# START OF Data excerpts
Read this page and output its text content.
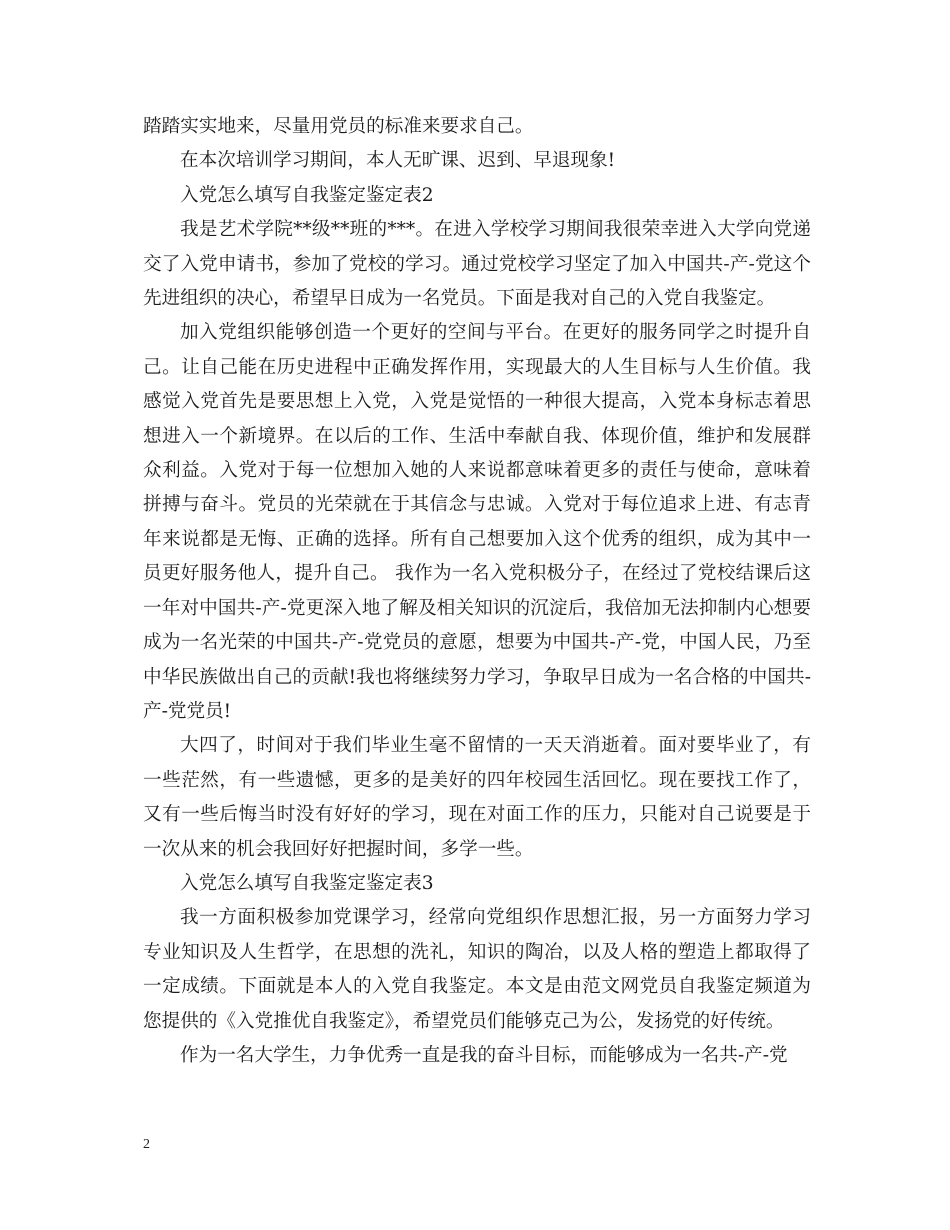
踏踏实实地来，尽量用党员的标准来要求自己。

在本次培训学习期间，本人无旷课、迟到、早退现象!

入党怎么填写自我鉴定鉴定表2

我是艺术学院**级**班的***。在进入学校学习期间我很荣幸进入大学向党递交了入党申请书，参加了党校的学习。通过党校学习坚定了加入中国共-产-党这个先进组织的决心，希望早日成为一名党员。下面是我对自己的入党自我鉴定。

加入党组织能够创造一个更好的空间与平台。在更好的服务同学之时提升自己。让自己能在历史进程中正确发挥作用，实现最大的人生目标与人生价值。我感觉入党首先是要思想上入党，入党是觉悟的一种很大提高，入党本身标志着思想进入一个新境界。在以后的工作、生活中奉献自我、体现价值，维护和发展群众利益。入党对于每一位想加入她的人来说都意味着更多的责任与使命，意味着拼搏与奋斗。党员的光荣就在于其信念与忠诚。入党对于每位追求上进、有志青年来说都是无悔、正确的选择。所有自己想要加入这个优秀的组织，成为其中一员更好服务他人，提升自己。 我作为一名入党积极分子，在经过了党校结课后这一年对中国共-产-党更深入地了解及相关知识的沉淀后，我倍加无法抑制内心想要成为一名光荣的中国共-产-党党员的意愿，想要为中国共-产-党，中国人民，乃至中华民族做出自己的贡献!我也将继续努力学习，争取早日成为一名合格的中国共-产-党党员!

大四了，时间对于我们毕业生毫不留情的一天天消逝着。面对要毕业了，有一些茫然，有一些遗憾，更多的是美好的四年校园生活回忆。现在要找工作了，又有一些后悔当时没有好好的学习，现在对面工作的压力，只能对自己说要是于一次从来的机会我回好好把握时间，多学一些。

入党怎么填写自我鉴定鉴定表3

我一方面积极参加党课学习，经常向党组织作思想汇报，另一方面努力学习专业知识及人生哲学，在思想的洗礼，知识的陶冶，以及人格的塑造上都取得了一定成绩。下面就是本人的入党自我鉴定。本文是由范文网党员自我鉴定频道为您提供的《入党推优自我鉴定》，希望党员们能够克己为公，发扬党的好传统。

作为一名大学生，力争优秀一直是我的奋斗目标，而能够成为一名共-产-党

2
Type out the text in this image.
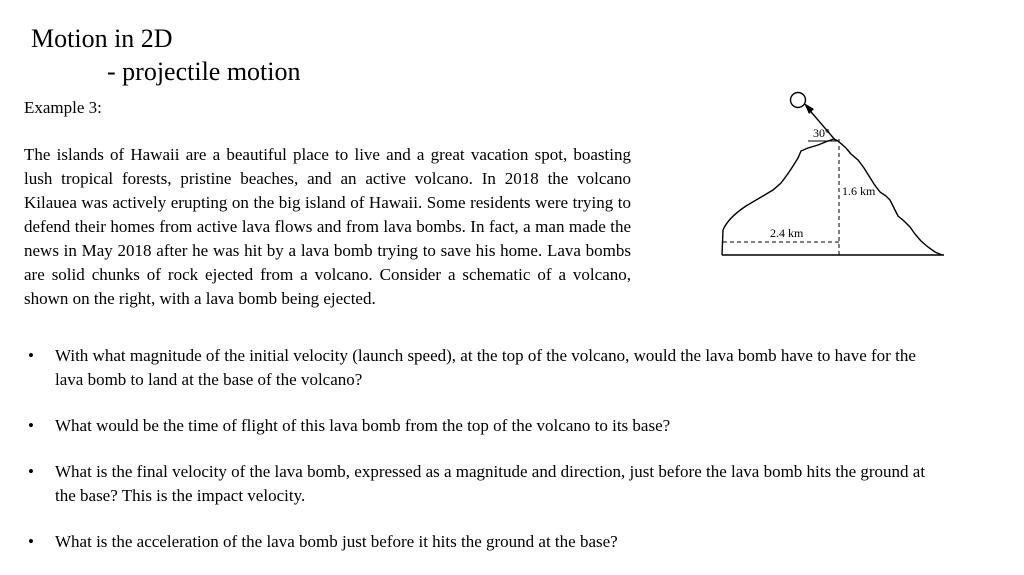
Motion in 2D
- projectile motion
Example 3:

The islands of Hawaii are a beautiful place to live and a great vacation spot, boasting lush tropical forests, pristine beaches, and an active volcano. In 2018 the volcano Kilauea was actively erupting on the big island of Hawaii. Some residents were trying to defend their homes from active lava flows and from lava bombs. In fact, a man made the news in May 2018 after he was hit by a lava bomb trying to save his home. Lava bombs are solid chunks of rock ejected from a volcano. Consider a schematic of a volcano, shown on the right, with a lava bomb being ejected.

30°
1.6 km
2.4 km
• With what magnitude of the initial velocity (launch speed), at the top of the volcano, would the lava bomb have to have for the lava bomb to land at the base of the volcano?
• What would be the time of flight of this lava bomb from the top of the volcano to its base?
• What is the final velocity of the lava bomb, expressed as a magnitude and direction, just before the lava bomb hits the ground at the base? This is the impact velocity.
• What is the acceleration of the lava bomb just before it hits the ground at the base?
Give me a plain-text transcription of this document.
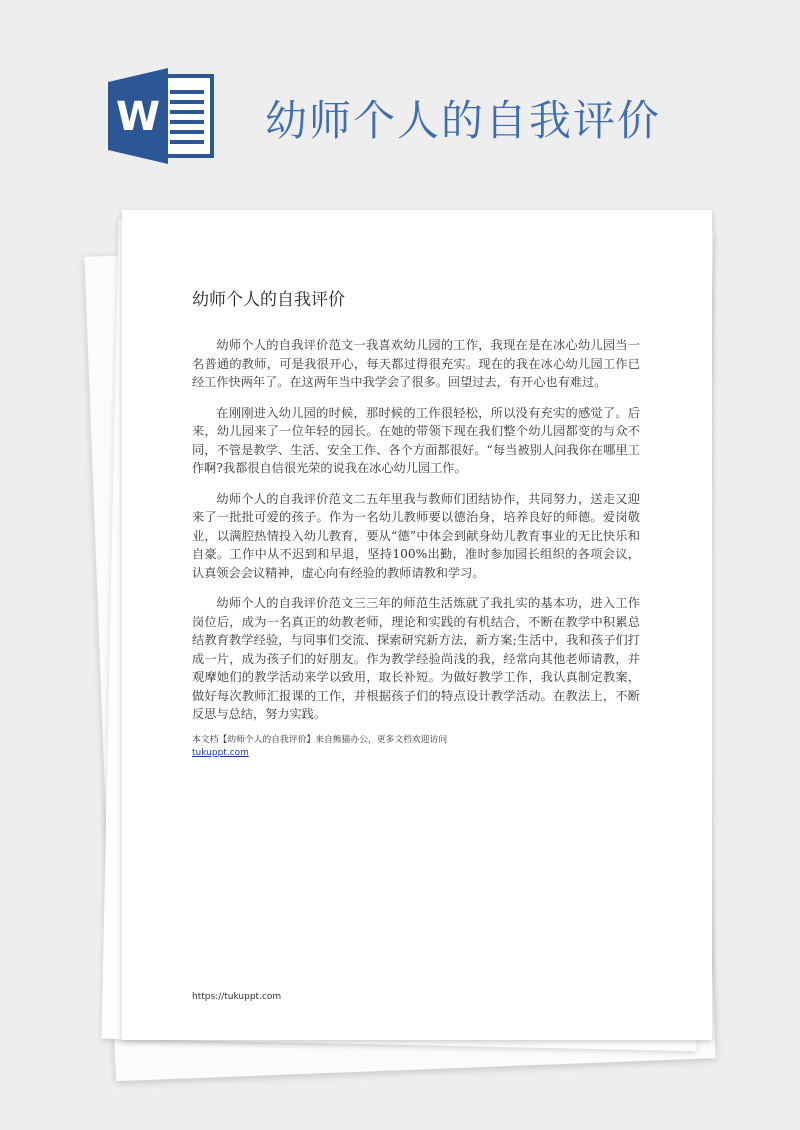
W 幼师个人的自我评价
幼师个人的自我评价

幼师个人的自我评价范文一我喜欢幼儿园的工作，我现在是在冰心幼儿园当一名普通的教师，可是我很开心，每天都过得很充实。现在的我在冰心幼儿园工作已经工作快两年了。在这两年当中我学会了很多。回望过去，有开心也有难过。

在刚刚进入幼儿园的时候，那时候的工作很轻松，所以没有充实的感觉了。后来，幼儿园来了一位年轻的园长。在她的带领下现在我们整个幼儿园都变的与众不同，不管是教学、生活、安全工作、各个方面都很好。“每当被别人问我你在哪里工作啊?我都很自信很光荣的说我在冰心幼儿园工作。

幼师个人的自我评价范文二五年里我与教师们团结协作，共同努力，送走又迎来了一批批可爱的孩子。作为一名幼儿教师要以德治身，培养良好的师德。爱岗敬业，以满腔热情投入幼儿教育，要从“德”中体会到献身幼儿教育事业的无比快乐和自豪。工作中从不迟到和早退，坚持100%出勤，准时参加园长组织的各项会议，认真领会会议精神，虚心向有经验的教师请教和学习。

幼师个人的自我评价范文三三年的师范生活炼就了我扎实的基本功，进入工作岗位后，成为一名真正的幼教老师，理论和实践的有机结合，不断在教学中积累总结教育教学经验，与同事们交流、探索研究新方法，新方案;生活中，我和孩子们打成一片，成为孩子们的好朋友。作为教学经验尚浅的我，经常向其他老师请教，并观摩她们的教学活动来学以致用，取长补短。为做好教学工作，我认真制定教案，做好每次教师汇报课的工作，并根据孩子们的特点设计教学活动。在教法上，不断反思与总结，努力实践。

本文档【幼师个人的自我评价】来自熊猫办公，更多文档欢迎访问
tukuppt.com
https://tukuppt.com
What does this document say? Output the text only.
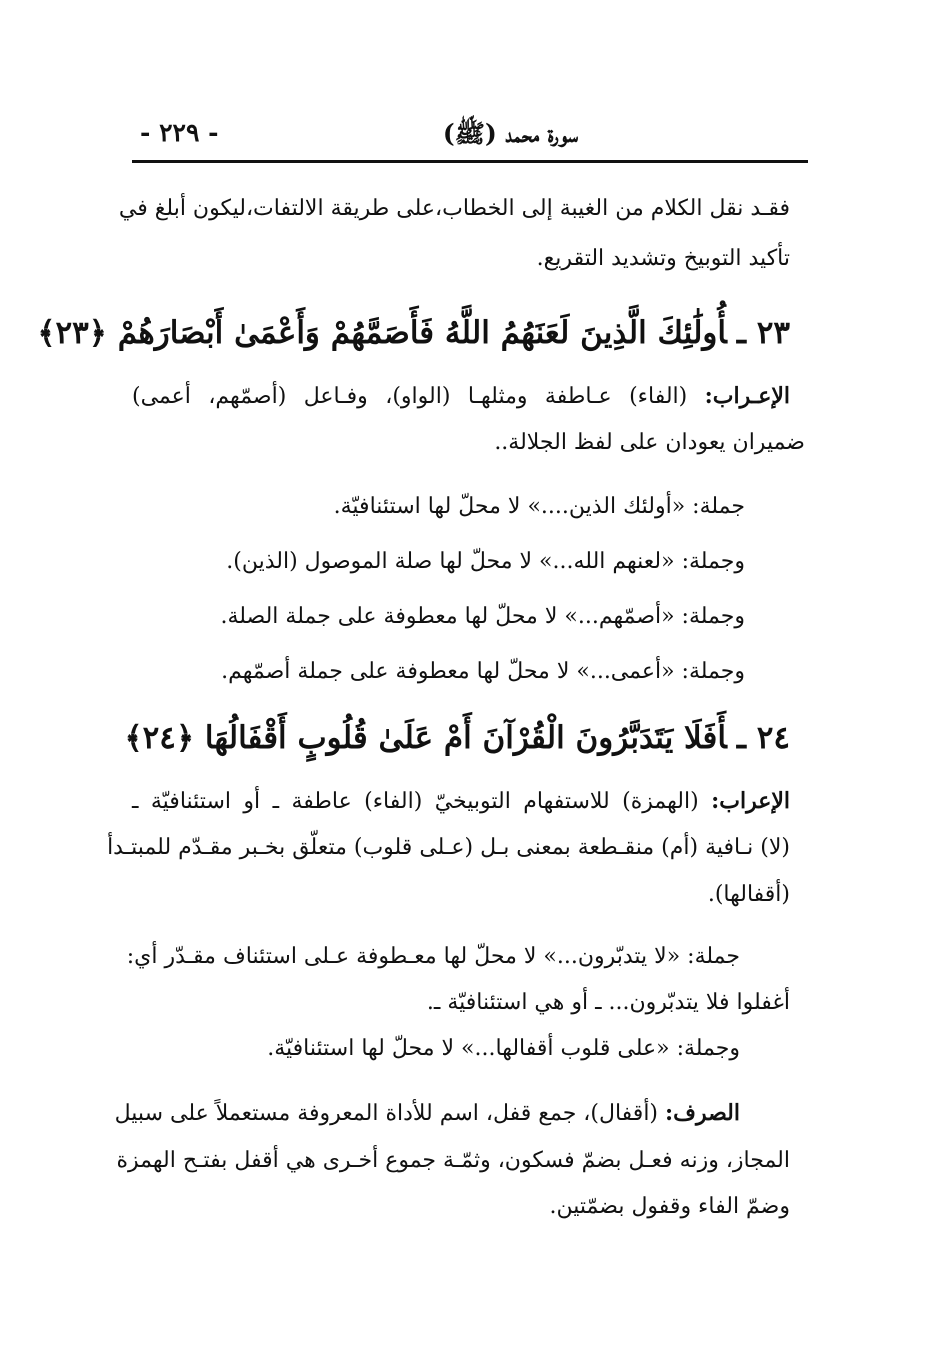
سورة محمد (ﷺ)
- ٢٢٩ -
فقـد نقل الكلام من الغيبة إلى الخطاب،على طريقة الالتفات،ليكون أبلغ في
تأكيد التوبيخ وتشديد التقريع.
٢٣ ـأُولَٰئِكَ الَّذِينَ لَعَنَهُمُ اللَّهُ فَأَصَمَّهُمْ وَأَعْمَىٰ أَبْصَارَهُمْ ﴿٢٣﴾
الإعـراب: (الفاء) عـاطفة ومثلهـا (الواو)، وفـاعل (أصمّهم، أعمى)
ضميران يعودان على لفظ الجلالة..
جملة: «أولئك الذين....» لا محلّ لها استئنافيّة.
وجملة: «لعنهم الله...» لا محلّ لها صلة الموصول (الذين).
وجملة: «أصمّهم...» لا محلّ لها معطوفة على جملة الصلة.
وجملة: «أعمى...» لا محلّ لها معطوفة على جملة أصمّهم.
٢٤ ـأَفَلَا يَتَدَبَّرُونَ الْقُرْآنَ أَمْ عَلَىٰ قُلُوبٍ أَقْفَالُهَا ﴿٢٤﴾
الإعراب: (الهمزة) للاستفهام التوبيخيّ (الفاء) عاطفة ـ أو استئنافيّة ـ
(لا) نـافية (أم) منقـطعة بمعنى بـل (عـلى قلوب) متعلّق بخـبر مقـدّم للمبتـدأ
(أقفالها).
جملة: «لا يتدبّرون...» لا محلّ لها معـطوفة عـلى استئناف مقـدّر أي:
أغفلوا فلا يتدبّرون... ـ أو هي استئنافيّة ـ.
وجملة: «على قلوب أقفالها...» لا محلّ لها استئنافيّة.
الصرف: (أقفال)، جمع قفل، اسم للأداة المعروفة مستعملاً على سبيل
المجاز، وزنه فعـل بضمّ فسكون، وثمّـة جموع أخـرى هي أقفل بفتـح الهمزة
وضمّ الفاء وقفول بضمّتين.
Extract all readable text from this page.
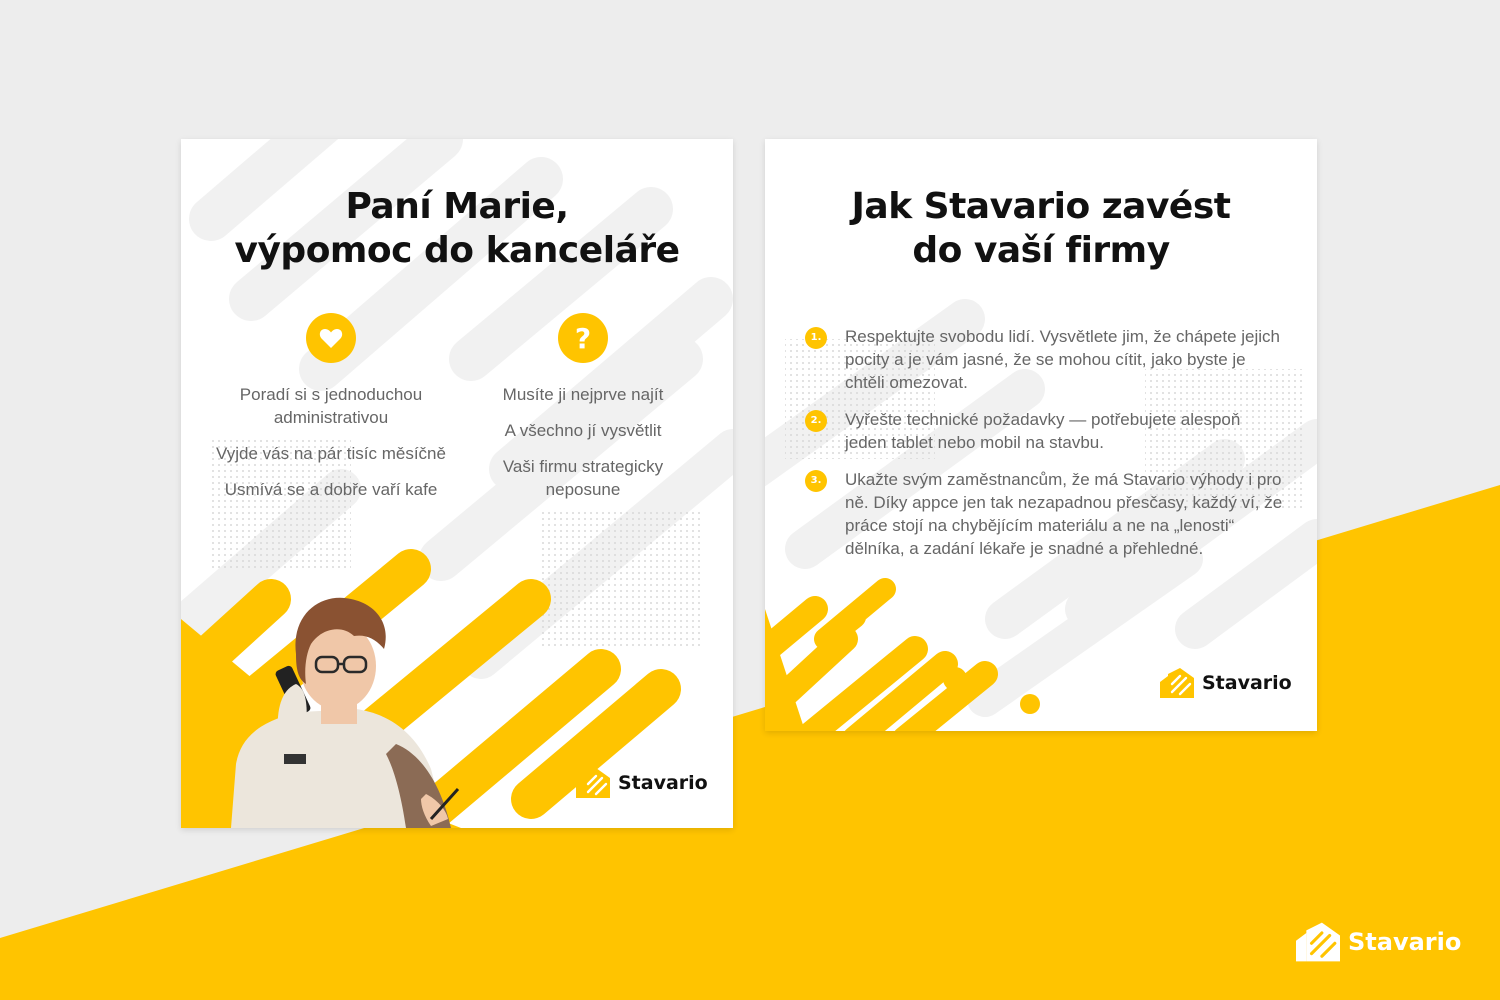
Paní Marie,
výpomoc do kanceláře
?

Poradí si s jednoduchou administrativou

Vyjde vás na pár tisíc měsíčně

Usmívá se a dobře vaří kafe

Musíte ji nejprve najít

A všechno jí vysvětlit

Vaši firmu strategicky neposune

Stavario
Jak Stavario zavést
do vaší firmy
1.	Respektujte svobodu lidí. Vysvětlete jim, že chápete jejich pocity a je vám jasné, že se mohou cítit, jako byste je chtěli omezovat.
2.	Vyřešte technické požadavky — potřebujete alespoň jeden tablet nebo mobil na stavbu.
3.	Ukažte svým zaměstnancům, že má Stavario výhody i pro ně. Díky appce jen tak nezapadnou přesčasy, každý ví, že práce stojí na chybějícím materiálu a ne na „lenosti“ dělníka, a zadání lékaře je snadné a přehledné.
Stavario
Stavario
# END OF Data excerpts
● Problem details:
Determine how many lines above contain "مقـد" as a word or string. Give the number alone.

● Result of this task:
2